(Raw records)
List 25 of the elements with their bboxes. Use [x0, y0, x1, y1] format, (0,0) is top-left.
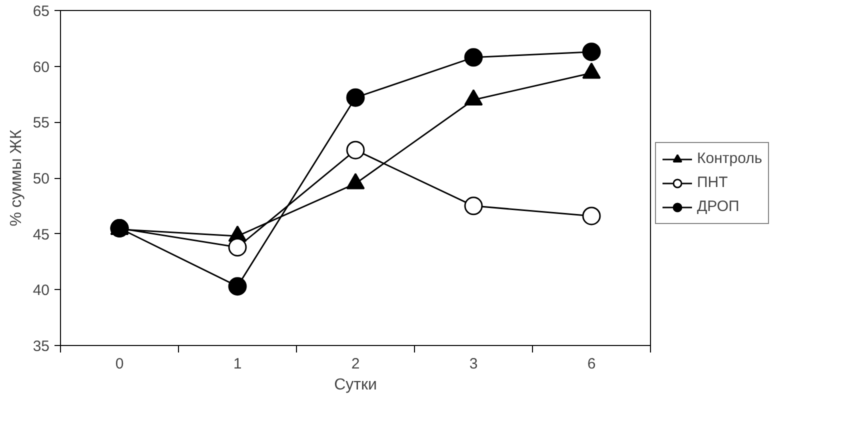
point [228, 238, 247, 256]
y-axis-title: % суммы ЖК [8, 129, 25, 226]
point [228, 277, 247, 296]
y-tick-label: 60 [32, 58, 50, 76]
x-tick-label: 0 [115, 356, 124, 372]
point [582, 206, 601, 226]
y-tick-label: 50 [32, 170, 50, 188]
x-tick-label: 2 [351, 356, 360, 372]
legend-label: ДРОП [697, 198, 740, 215]
y-tick-label: 55 [32, 114, 50, 132]
legend-label: ПНТ [697, 174, 728, 191]
y-tick-label: 65 [32, 3, 50, 20]
y-tick-label: 45 [32, 226, 50, 244]
point [464, 196, 483, 216]
point [582, 42, 601, 62]
x-tick-label: 1 [233, 356, 242, 372]
x-tick-label: 3 [469, 356, 478, 372]
point [464, 48, 483, 67]
point [346, 88, 365, 107]
y-tick-label: 40 [32, 282, 50, 300]
legend-label: Контроль [697, 150, 762, 167]
x-axis-title: Сутки [334, 376, 377, 394]
y-tick-label: 35 [32, 338, 50, 355]
point [346, 140, 365, 160]
x-tick-label: 6 [587, 356, 596, 372]
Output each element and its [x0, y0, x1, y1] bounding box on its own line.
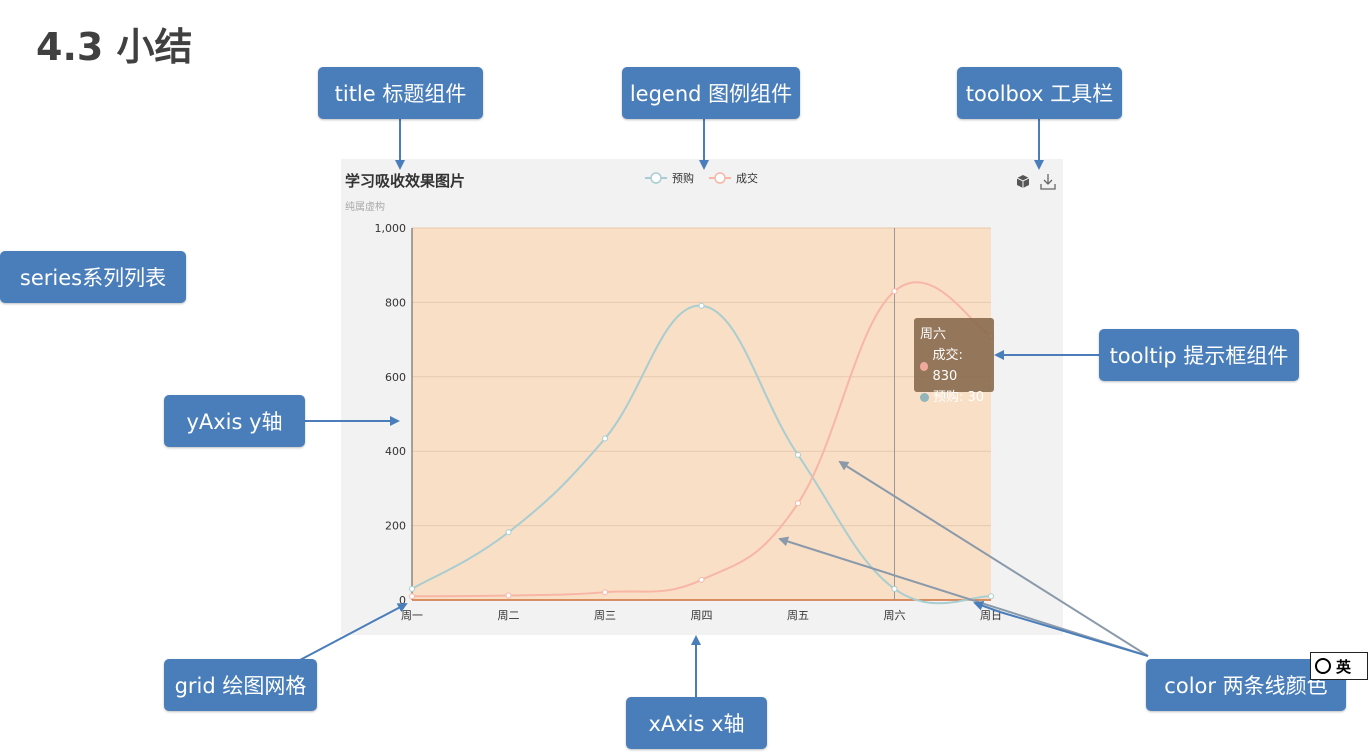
legend-label[interactable]: 成交 — [736, 171, 758, 185]
series-point-1 — [891, 288, 898, 295]
y-tick-label: 1,000 — [375, 222, 407, 235]
legend-marker[interactable] — [714, 172, 726, 184]
grid-background — [412, 228, 991, 600]
slide-title: 4.3 小结 — [36, 25, 193, 69]
tooltip-row-chengjiao: 成交: 830 — [920, 345, 988, 387]
y-tick-label: 600 — [385, 371, 406, 384]
toolbox — [1016, 174, 1056, 190]
magic-type-icon[interactable] — [1016, 175, 1030, 188]
chart-legend: 预购 成交 — [645, 171, 758, 185]
callout-yaxis: yAxis y轴 — [164, 395, 305, 447]
save-as-image-icon[interactable] — [1040, 174, 1056, 190]
legend-marker[interactable] — [650, 172, 662, 184]
callout-xaxis-label: xAxis x轴 — [648, 712, 745, 736]
callout-xaxis: xAxis x轴 — [626, 697, 767, 749]
series-point-0 — [795, 451, 801, 458]
series-point-1 — [698, 576, 705, 583]
tooltip-title: 周六 — [920, 327, 947, 342]
callout-grid: grid 绘图网格 — [164, 659, 317, 711]
y-tick-label: 0 — [399, 594, 406, 607]
y-tick-label: 400 — [385, 445, 406, 458]
x-tick-label: 周四 — [691, 609, 713, 622]
ime-language-label: 英 — [1336, 657, 1352, 676]
tooltip-row-yugou: 预购: 30 — [920, 387, 988, 408]
tooltip-label-chengjiao: 成交: 830 — [932, 348, 963, 384]
series-point-1 — [795, 500, 801, 507]
callout-series: series系列列表 — [0, 251, 186, 303]
callout-color-label: color 两条线颜色 — [1164, 674, 1328, 698]
series-point-1 — [505, 592, 512, 599]
tooltip-label-yugou: 预购: 30 — [933, 390, 985, 405]
callout-title-label: title 标题组件 — [334, 82, 467, 106]
x-tick-label: 周二 — [498, 609, 520, 622]
tooltip: 周六 成交: 830 预购: 30 — [914, 318, 994, 405]
legend-label[interactable]: 预购 — [672, 171, 694, 185]
chart-title: 学习吸收效果图片 — [345, 172, 465, 190]
y-tick-label: 800 — [385, 296, 406, 309]
x-tick-label: 周六 — [884, 609, 906, 622]
x-tick-label: 周日 — [980, 609, 1002, 622]
ime-logo-icon — [1315, 658, 1331, 674]
series-point-0 — [891, 585, 898, 592]
series-point-1 — [409, 593, 415, 600]
callout-legend: legend 图例组件 — [622, 67, 800, 119]
callout-grid-label: grid 绘图网格 — [174, 674, 307, 698]
x-tick-label: 周三 — [594, 609, 616, 622]
series-point-0 — [505, 529, 512, 536]
series-point-0 — [602, 435, 608, 442]
tooltip-dot-chengjiao — [920, 361, 929, 371]
callout-tooltip-label: tooltip 提示框组件 — [1109, 344, 1289, 368]
y-tick-label: 200 — [385, 520, 406, 533]
callout-series-label: series系列列表 — [19, 266, 167, 290]
series-point-0 — [988, 593, 994, 600]
callout-toolbox-label: toolbox 工具栏 — [965, 82, 1114, 106]
chart-panel: 学习吸收效果图片 纯属虚构 预购 成交 0 200 400 600 800 1,000 周一 周… — [341, 159, 1063, 635]
series-point-0 — [698, 302, 705, 309]
ime-indicator[interactable]: 英 — [1310, 652, 1368, 680]
callout-title: title 标题组件 — [318, 67, 483, 119]
series-point-1 — [602, 589, 608, 596]
series-point-0 — [409, 585, 415, 592]
callout-tooltip: tooltip 提示框组件 — [1099, 329, 1299, 381]
callout-legend-label: legend 图例组件 — [629, 82, 793, 106]
callout-yaxis-label: yAxis y轴 — [186, 410, 283, 434]
tooltip-dot-yugou — [920, 393, 929, 402]
x-tick-label: 周一 — [401, 609, 423, 622]
chart-subtitle: 纯属虚构 — [345, 200, 385, 213]
callout-toolbox: toolbox 工具栏 — [957, 67, 1122, 119]
x-tick-label: 周五 — [787, 609, 809, 622]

TASK TO CARRY OUT: Reproduce the records verbatim from their first line up to and including the line containing "Output each element", omitting the picture lines from your output.

OUTPUT OF THE TASK:
List 25 of the elements with their bboxes. Use [x0, y0, x1, y1] format, (0,0) is top-left.
point [228, 238, 247, 256]
y-axis-title: % суммы ЖК [8, 129, 25, 226]
point [228, 277, 247, 296]
y-tick-label: 60 [32, 58, 50, 76]
x-tick-label: 0 [115, 356, 124, 372]
point [582, 206, 601, 226]
y-tick-label: 50 [32, 170, 50, 188]
x-tick-label: 2 [351, 356, 360, 372]
legend-label: ДРОП [697, 198, 740, 215]
y-tick-label: 55 [32, 114, 50, 132]
legend-label: ПНТ [697, 174, 728, 191]
y-tick-label: 65 [32, 3, 50, 20]
y-tick-label: 45 [32, 226, 50, 244]
point [464, 196, 483, 216]
point [582, 42, 601, 62]
x-tick-label: 1 [233, 356, 242, 372]
x-tick-label: 3 [469, 356, 478, 372]
point [464, 48, 483, 67]
point [346, 88, 365, 107]
y-tick-label: 40 [32, 282, 50, 300]
legend-label: Контроль [697, 150, 762, 167]
x-axis-title: Сутки [334, 376, 377, 394]
y-tick-label: 35 [32, 338, 50, 355]
point [346, 140, 365, 160]
x-tick-label: 6 [587, 356, 596, 372]
Output each element and its [x0, y0, x1, y1] bounding box on its own line.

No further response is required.